▶ _Do this_:
Set each entry down verbatim, omitting images.

[Figure content listings]
------------------------------

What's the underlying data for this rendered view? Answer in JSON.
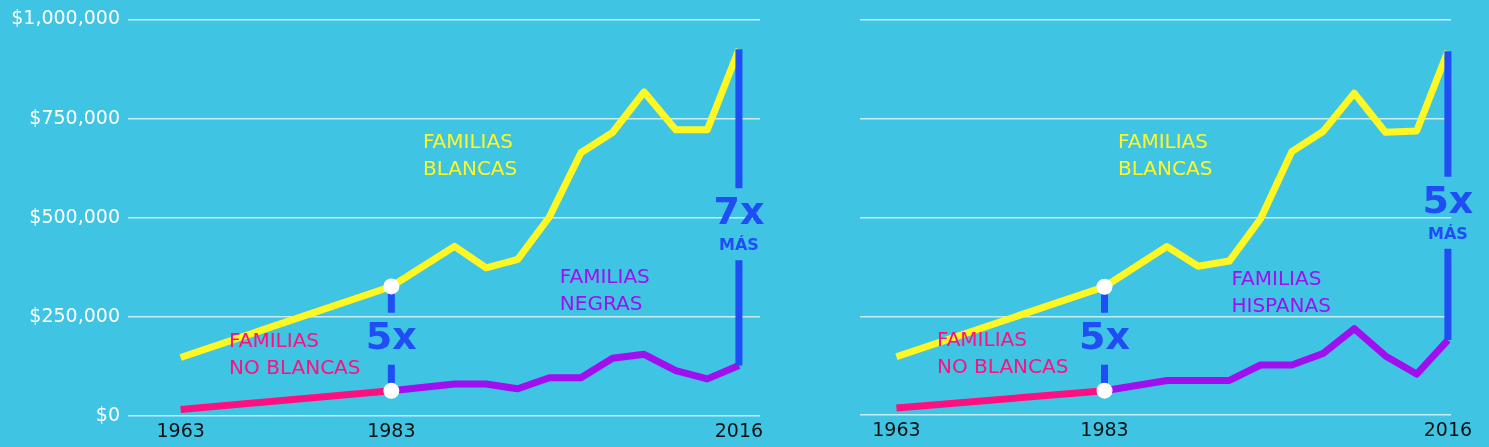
{
  "chart_data": [
    {
      "type": "line",
      "xlim": [
        1958,
        2018
      ],
      "xticks": [
        1963,
        1983,
        2016
      ],
      "ylim": [
        0,
        1000000
      ],
      "yticks": [
        {
          "value": 0,
          "label": "$0"
        },
        {
          "value": 250000,
          "label": "$250,000"
        },
        {
          "value": 500000,
          "label": "$500,000"
        },
        {
          "value": 750000,
          "label": "$750,000"
        },
        {
          "value": 1000000,
          "label": "$1,000,000"
        }
      ],
      "grid": "y",
      "legend": false,
      "series": [
        {
          "name": "FAMILIAS BLANCAS",
          "color": "#fff724",
          "x": [
            1963,
            1983,
            1989,
            1992,
            1995,
            1998,
            2001,
            2004,
            2007,
            2010,
            2013,
            2016
          ],
          "values": [
            148000,
            327000,
            428000,
            374000,
            395000,
            502000,
            664000,
            715000,
            817000,
            722000,
            722000,
            925000
          ]
        },
        {
          "name": "FAMILIAS NO BLANCAS",
          "color": "#ff0f80",
          "x": [
            1963,
            1983
          ],
          "values": [
            17000,
            64000
          ]
        },
        {
          "name": "FAMILIAS NEGRAS",
          "color": "#a00ff0",
          "x": [
            1983,
            1989,
            1992,
            1995,
            1998,
            2001,
            2004,
            2007,
            2010,
            2013,
            2016
          ],
          "values": [
            64000,
            81000,
            81000,
            69000,
            97000,
            97000,
            146000,
            156000,
            115000,
            94000,
            128000
          ]
        }
      ],
      "annotations": [
        "5x",
        "7x",
        "MÁS"
      ]
    },
    {
      "type": "line",
      "xlim": [
        1959.5,
        2016.3
      ],
      "xticks": [
        1963,
        1983,
        2016
      ],
      "ylim": [
        0,
        1000000
      ],
      "yticks": [
        0,
        250000,
        500000,
        750000,
        1000000
      ],
      "grid": "y",
      "legend": false,
      "tick_labels": "x",
      "series": [
        {
          "name": "FAMILIAS BLANCAS",
          "color": "#fff724",
          "x": [
            1963,
            1983,
            1989,
            1992,
            1995,
            1998,
            2001,
            2004,
            2007,
            2010,
            2013,
            2016
          ],
          "values": [
            148000,
            325000,
            427000,
            377000,
            390000,
            497000,
            667000,
            718000,
            815000,
            716000,
            719000,
            921000
          ]
        },
        {
          "name": "FAMILIAS NO BLANCAS",
          "color": "#ff0f80",
          "x": [
            1963,
            1983
          ],
          "values": [
            18000,
            62000
          ]
        },
        {
          "name": "FAMILIAS HISPANAS",
          "color": "#a00ff0",
          "x": [
            1983,
            1989,
            1992,
            1995,
            1998,
            2001,
            2004,
            2007,
            2010,
            2013,
            2016
          ],
          "values": [
            62000,
            88000,
            88000,
            88000,
            127000,
            127000,
            156000,
            219000,
            150000,
            104000,
            190000
          ]
        }
      ],
      "annotations": [
        "5x",
        "5x",
        "MÁS"
      ]
    }
  ]
}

------------------------------

▶ _Task result_:
What's the underlying data for this rendered view? Answer in JSON.
{
  "chart_data": [
    {
      "type": "line",
      "xlim": [
        1958,
        2018
      ],
      "xticks": [
        1963,
        1983,
        2016
      ],
      "ylim": [
        0,
        1000000
      ],
      "yticks": [
        {
          "value": 0,
          "label": "$0"
        },
        {
          "value": 250000,
          "label": "$250,000"
        },
        {
          "value": 500000,
          "label": "$500,000"
        },
        {
          "value": 750000,
          "label": "$750,000"
        },
        {
          "value": 1000000,
          "label": "$1,000,000"
        }
      ],
      "grid": "y",
      "legend": false,
      "series": [
        {
          "name": "FAMILIAS BLANCAS",
          "color": "#fff724",
          "x": [
            1963,
            1983,
            1989,
            1992,
            1995,
            1998,
            2001,
            2004,
            2007,
            2010,
            2013,
            2016
          ],
          "values": [
            148000,
            327000,
            428000,
            374000,
            395000,
            502000,
            664000,
            715000,
            817000,
            722000,
            722000,
            925000
          ]
        },
        {
          "name": "FAMILIAS NO BLANCAS",
          "color": "#ff0f80",
          "x": [
            1963,
            1983
          ],
          "values": [
            17000,
            64000
          ]
        },
        {
          "name": "FAMILIAS NEGRAS",
          "color": "#a00ff0",
          "x": [
            1983,
            1989,
            1992,
            1995,
            1998,
            2001,
            2004,
            2007,
            2010,
            2013,
            2016
          ],
          "values": [
            64000,
            81000,
            81000,
            69000,
            97000,
            97000,
            146000,
            156000,
            115000,
            94000,
            128000
          ]
        }
      ],
      "annotations": [
        "5x",
        "7x",
        "MÁS"
      ]
    },
    {
      "type": "line",
      "xlim": [
        1959.5,
        2016.3
      ],
      "xticks": [
        1963,
        1983,
        2016
      ],
      "ylim": [
        0,
        1000000
      ],
      "yticks": [
        0,
        250000,
        500000,
        750000,
        1000000
      ],
      "grid": "y",
      "legend": false,
      "tick_labels": "x",
      "series": [
        {
          "name": "FAMILIAS BLANCAS",
          "color": "#fff724",
          "x": [
            1963,
            1983,
            1989,
            1992,
            1995,
            1998,
            2001,
            2004,
            2007,
            2010,
            2013,
            2016
          ],
          "values": [
            148000,
            325000,
            427000,
            377000,
            390000,
            497000,
            667000,
            718000,
            815000,
            716000,
            719000,
            921000
          ]
        },
        {
          "name": "FAMILIAS NO BLANCAS",
          "color": "#ff0f80",
          "x": [
            1963,
            1983
          ],
          "values": [
            18000,
            62000
          ]
        },
        {
          "name": "FAMILIAS HISPANAS",
          "color": "#a00ff0",
          "x": [
            1983,
            1989,
            1992,
            1995,
            1998,
            2001,
            2004,
            2007,
            2010,
            2013,
            2016
          ],
          "values": [
            62000,
            88000,
            88000,
            88000,
            127000,
            127000,
            156000,
            219000,
            150000,
            104000,
            190000
          ]
        }
      ],
      "annotations": [
        "5x",
        "5x",
        "MÁS"
      ]
    }
  ]
}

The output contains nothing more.